WORK INSTRUCTIONS — Find each line that has the string "label" and give the total, with nothing else.

Data entries —

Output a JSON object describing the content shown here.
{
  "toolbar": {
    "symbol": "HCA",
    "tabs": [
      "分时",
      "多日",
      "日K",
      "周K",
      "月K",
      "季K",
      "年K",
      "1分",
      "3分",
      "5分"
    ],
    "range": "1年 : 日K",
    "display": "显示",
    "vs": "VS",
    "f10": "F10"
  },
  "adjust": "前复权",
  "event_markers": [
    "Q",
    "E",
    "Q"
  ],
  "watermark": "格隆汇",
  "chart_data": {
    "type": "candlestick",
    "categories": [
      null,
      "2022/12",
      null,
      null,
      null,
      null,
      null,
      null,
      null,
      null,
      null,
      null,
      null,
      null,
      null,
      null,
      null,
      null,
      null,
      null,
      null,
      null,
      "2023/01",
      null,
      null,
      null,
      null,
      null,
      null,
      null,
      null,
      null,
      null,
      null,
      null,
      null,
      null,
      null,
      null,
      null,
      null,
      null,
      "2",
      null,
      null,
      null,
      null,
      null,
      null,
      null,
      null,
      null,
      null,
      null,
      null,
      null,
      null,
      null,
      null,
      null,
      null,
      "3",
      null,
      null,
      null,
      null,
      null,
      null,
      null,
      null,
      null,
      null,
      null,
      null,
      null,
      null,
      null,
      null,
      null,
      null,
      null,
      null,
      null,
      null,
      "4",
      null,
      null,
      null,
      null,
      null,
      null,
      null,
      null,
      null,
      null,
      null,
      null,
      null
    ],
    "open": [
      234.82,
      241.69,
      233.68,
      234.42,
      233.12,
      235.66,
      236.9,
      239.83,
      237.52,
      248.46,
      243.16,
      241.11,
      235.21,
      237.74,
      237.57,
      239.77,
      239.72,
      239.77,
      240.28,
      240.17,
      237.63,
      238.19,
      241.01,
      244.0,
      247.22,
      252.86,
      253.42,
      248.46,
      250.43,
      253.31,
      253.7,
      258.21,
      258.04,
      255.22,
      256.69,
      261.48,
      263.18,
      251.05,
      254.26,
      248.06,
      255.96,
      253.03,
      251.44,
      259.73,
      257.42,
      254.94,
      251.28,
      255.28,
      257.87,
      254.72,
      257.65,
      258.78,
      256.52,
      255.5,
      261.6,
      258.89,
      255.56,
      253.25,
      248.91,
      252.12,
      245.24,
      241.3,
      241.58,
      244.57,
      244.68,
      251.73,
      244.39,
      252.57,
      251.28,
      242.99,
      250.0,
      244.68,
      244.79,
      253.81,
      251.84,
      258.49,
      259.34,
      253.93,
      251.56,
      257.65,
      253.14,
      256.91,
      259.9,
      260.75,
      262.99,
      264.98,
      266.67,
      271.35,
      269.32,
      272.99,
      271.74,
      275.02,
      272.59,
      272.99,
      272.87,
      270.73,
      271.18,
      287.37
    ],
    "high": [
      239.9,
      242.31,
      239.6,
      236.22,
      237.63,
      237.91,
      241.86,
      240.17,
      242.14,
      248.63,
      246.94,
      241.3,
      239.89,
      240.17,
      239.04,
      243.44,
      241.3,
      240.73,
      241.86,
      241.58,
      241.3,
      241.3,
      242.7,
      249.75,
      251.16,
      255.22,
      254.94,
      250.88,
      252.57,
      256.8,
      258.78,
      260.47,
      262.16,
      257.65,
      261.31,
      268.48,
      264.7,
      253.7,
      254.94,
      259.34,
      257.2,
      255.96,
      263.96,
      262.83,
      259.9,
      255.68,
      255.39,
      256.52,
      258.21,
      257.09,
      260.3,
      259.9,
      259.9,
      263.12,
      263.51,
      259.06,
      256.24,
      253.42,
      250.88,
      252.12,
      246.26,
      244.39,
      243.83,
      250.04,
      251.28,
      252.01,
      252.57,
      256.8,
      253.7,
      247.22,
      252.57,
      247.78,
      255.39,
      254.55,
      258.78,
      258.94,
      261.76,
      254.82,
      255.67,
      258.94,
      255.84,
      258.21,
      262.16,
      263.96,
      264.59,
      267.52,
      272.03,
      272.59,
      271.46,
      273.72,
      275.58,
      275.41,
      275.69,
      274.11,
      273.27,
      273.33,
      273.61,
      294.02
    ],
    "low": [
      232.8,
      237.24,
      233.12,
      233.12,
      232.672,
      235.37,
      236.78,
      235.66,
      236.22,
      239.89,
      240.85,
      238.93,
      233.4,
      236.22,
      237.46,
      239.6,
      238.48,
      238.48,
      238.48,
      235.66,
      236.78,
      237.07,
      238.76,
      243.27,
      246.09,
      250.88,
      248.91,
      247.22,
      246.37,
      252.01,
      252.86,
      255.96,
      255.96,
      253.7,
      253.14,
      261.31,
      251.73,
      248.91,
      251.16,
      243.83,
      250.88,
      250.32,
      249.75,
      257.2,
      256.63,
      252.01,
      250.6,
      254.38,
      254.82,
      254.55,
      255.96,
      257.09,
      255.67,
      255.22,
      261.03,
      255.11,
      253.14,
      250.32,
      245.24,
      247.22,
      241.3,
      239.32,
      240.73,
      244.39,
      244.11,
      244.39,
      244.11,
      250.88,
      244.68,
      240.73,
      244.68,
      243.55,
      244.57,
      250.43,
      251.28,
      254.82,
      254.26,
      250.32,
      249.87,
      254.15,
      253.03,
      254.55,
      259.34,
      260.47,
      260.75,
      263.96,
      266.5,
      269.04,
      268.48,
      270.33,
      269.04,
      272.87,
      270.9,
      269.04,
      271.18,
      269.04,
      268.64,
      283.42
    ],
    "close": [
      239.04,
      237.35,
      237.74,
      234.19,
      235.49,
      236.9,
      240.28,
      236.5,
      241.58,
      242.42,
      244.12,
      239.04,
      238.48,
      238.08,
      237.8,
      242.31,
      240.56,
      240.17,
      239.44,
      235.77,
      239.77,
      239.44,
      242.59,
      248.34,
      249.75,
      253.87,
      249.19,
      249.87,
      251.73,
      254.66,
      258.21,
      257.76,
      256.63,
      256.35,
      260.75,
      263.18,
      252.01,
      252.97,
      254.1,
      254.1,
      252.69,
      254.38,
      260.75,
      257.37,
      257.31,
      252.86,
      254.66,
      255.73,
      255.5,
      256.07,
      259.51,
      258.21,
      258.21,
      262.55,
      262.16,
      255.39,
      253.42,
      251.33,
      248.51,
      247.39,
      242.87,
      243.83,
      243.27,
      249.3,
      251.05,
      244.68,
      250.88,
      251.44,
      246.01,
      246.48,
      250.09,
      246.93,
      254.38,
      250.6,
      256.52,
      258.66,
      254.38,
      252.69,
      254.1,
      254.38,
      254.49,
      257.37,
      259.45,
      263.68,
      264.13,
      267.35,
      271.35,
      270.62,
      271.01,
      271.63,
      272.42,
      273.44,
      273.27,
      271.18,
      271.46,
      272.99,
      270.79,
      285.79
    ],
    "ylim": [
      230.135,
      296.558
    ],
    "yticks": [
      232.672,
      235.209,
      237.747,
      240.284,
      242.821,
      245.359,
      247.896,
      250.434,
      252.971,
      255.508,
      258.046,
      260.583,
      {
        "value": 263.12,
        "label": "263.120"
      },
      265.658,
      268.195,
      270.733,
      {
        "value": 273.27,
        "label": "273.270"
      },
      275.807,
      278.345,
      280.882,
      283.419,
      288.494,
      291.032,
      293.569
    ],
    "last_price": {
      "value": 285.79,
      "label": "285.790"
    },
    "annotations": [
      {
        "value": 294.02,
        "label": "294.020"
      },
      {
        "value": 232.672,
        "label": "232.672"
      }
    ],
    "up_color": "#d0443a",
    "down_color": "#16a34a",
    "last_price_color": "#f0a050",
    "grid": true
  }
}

FINAL RESULT — 5